* _EXERCISE AIM_:
Turn every line of the records below into a Markdown table with two columns, "No." for the row number and "Text" for the line, and skip any blank lines. Leave the pictures out of your answer.

* _Dataset items_:
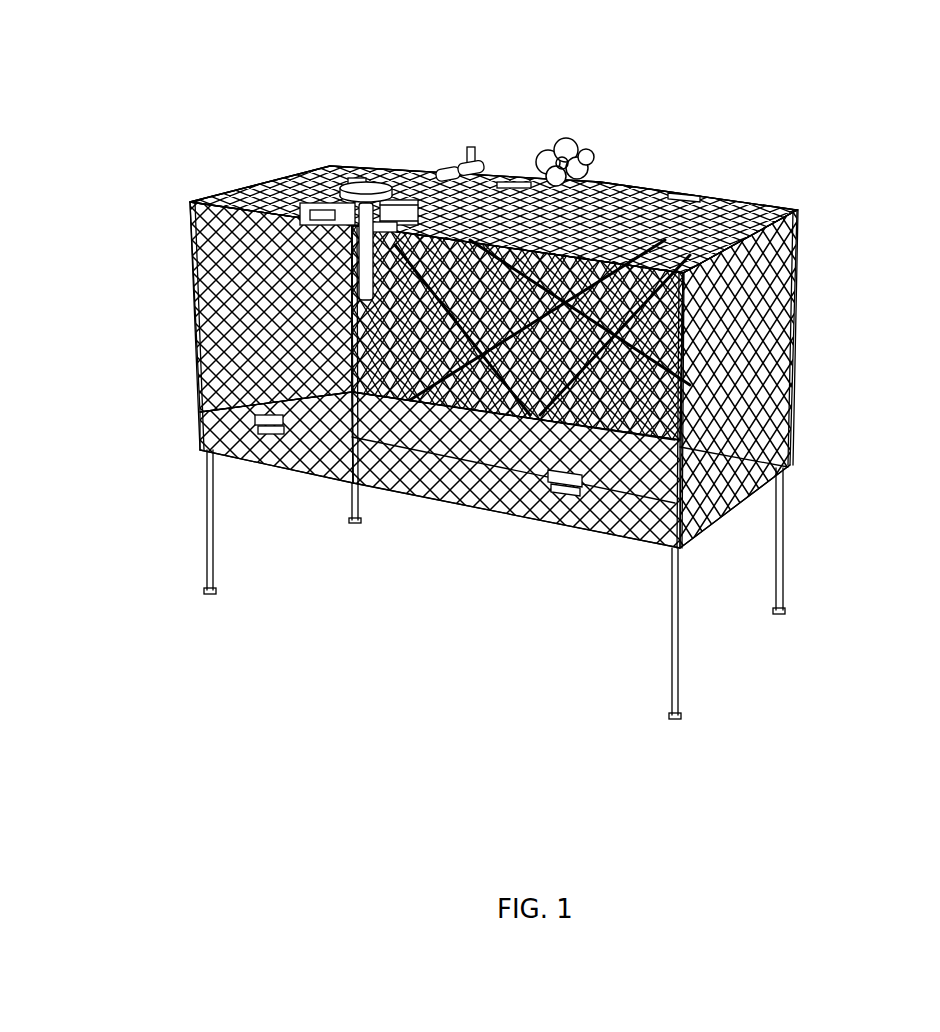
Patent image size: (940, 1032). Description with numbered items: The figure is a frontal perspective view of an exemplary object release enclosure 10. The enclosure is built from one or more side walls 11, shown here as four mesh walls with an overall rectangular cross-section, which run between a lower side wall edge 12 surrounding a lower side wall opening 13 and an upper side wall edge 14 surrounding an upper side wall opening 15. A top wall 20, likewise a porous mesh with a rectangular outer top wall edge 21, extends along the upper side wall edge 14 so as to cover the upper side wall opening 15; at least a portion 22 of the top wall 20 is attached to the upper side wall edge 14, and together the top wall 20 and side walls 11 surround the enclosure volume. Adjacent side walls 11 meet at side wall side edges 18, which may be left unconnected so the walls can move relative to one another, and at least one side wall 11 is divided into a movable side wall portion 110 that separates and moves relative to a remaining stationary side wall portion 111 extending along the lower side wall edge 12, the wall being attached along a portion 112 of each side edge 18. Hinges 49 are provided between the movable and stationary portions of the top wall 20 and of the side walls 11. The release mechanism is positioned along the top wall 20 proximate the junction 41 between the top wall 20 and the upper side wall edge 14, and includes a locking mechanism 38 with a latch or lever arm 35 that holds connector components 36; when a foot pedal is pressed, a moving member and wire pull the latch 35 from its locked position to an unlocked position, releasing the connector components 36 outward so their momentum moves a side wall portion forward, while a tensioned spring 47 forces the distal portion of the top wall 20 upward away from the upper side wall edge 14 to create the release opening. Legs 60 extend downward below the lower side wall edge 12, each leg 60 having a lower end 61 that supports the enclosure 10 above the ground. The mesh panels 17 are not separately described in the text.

The object release enclosure 10 is at (887, 106).
The side walls 11 is at (290, 315).
The lower side wall edge 12 is at (435, 515).
The lower side wall opening 13 is at (300, 508).
The upper side wall edge 14 is at (223, 207).
The upper side wall opening 15 is at (283, 192).
The mesh side panel 17 is at (255, 355).
The side wall side edges 18 is at (850, 388).
The top wall 20 is at (257, 193).
The outer top wall edge 21 is at (203, 197).
The top wall attached portion 22 is at (595, 185).
The latch 35 is at (227, 196).
The connector components 36 is at (360, 183).
The locking mechanism 38 is at (320, 193).
The junction 41 is at (270, 210).
The spring 47 is at (568, 140).
The hinges 49 is at (267, 425).
The legs 60 is at (210, 560).
The lower end 61 is at (213, 595).
The movable side wall portion 110 is at (237, 393).
The stationary side wall portion 111 is at (520, 520).
The side wall side edge portion 112 is at (235, 425).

* _ANSWER IN FULL_:
| No. | Text |
|---|---|
| 1 | Patent image size: (940, 1032). Description with numbered items: The figure is a frontal perspective view of an exemplary object release enclosure 10. The enclosure is built from one or more side walls 11, shown here as four mesh walls with an overall rectangular cross-section, which run between a lower side wall edge 12 surrounding a lower side wall opening 13 and an upper side wall edge 14 surrounding an upper side wall opening 15. A top wall 20, likewise a porous mesh with a rectangular outer top wall edge 21, extends along the upper side wall edge 14 so as to cover the upper side wall opening 15; at least a portion 22 of the top wall 20 is attached to the upper side wall edge 14, and together the top wall 20 and side walls 11 surround the enclosure volume. Adjacent side walls 11 meet at side wall side edges 18, which may be left unconnected so the walls can move relative to one another, and at least one side wall 11 is divided into a movable side wall portion 110 that separates and moves relative to a remaining stationary side wall portion 111 extending along the lower side wall edge 12, the wall being attached along a portion 112 of each side edge 18. Hinges 49 are provided between the movable and stationary portions of the top wall 20 and of the side walls 11. The release mechanism is positioned along the top wall 20 proximate the junction 41 between the top wall 20 and the upper side wall edge 14, and includes a locking mechanism 38 with a latch or lever arm 35 that holds connector components 36; when a foot pedal is pressed, a moving member and wire pull the latch 35 from its locked position to an unlocked position, releasing the connector components 36 outward so their momentum moves a side wall portion forward, while a tensioned spring 47 forces the distal portion of the top wall 20 upward away from the upper side wall edge 14 to create the release opening. Legs 60 extend downward below the lower side wall edge 12, each leg 60 having a lower end 61 that supports the enclosure 10 above the ground. The mesh panels 17 are not separately described in the text. |
| 2 | The object release enclosure 10 is at (887, 106). |
| 3 | The side walls 11 is at (290, 315). |
| 4 | The lower side wall edge 12 is at (435, 515). |
| 5 | The lower side wall opening 13 is at (300, 508). |
| 6 | The upper side wall edge 14 is at (223, 207). |
| 7 | The upper side wall opening 15 is at (283, 192). |
| 8 | The mesh side panel 17 is at (255, 355). |
| 9 | The side wall side edges 18 is at (850, 388). |
| 10 | The top wall 20 is at (257, 193). |
| 11 | The outer top wall edge 21 is at (203, 197). |
| 12 | The top wall attached portion 22 is at (595, 185). |
| 13 | The latch 35 is at (227, 196). |
| 14 | The connector components 36 is at (360, 183). |
| 15 | The locking mechanism 38 is at (320, 193). |
| 16 | The junction 41 is at (270, 210). |
| 17 | The spring 47 is at (568, 140). |
| 18 | The hinges 49 is at (267, 425). |
| 19 | The legs 60 is at (210, 560). |
| 20 | The lower end 61 is at (213, 595). |
| 21 | The movable side wall portion 110 is at (237, 393). |
| 22 | The stationary side wall portion 111 is at (520, 520). |
| 23 | The side wall side edge portion 112 is at (235, 425). |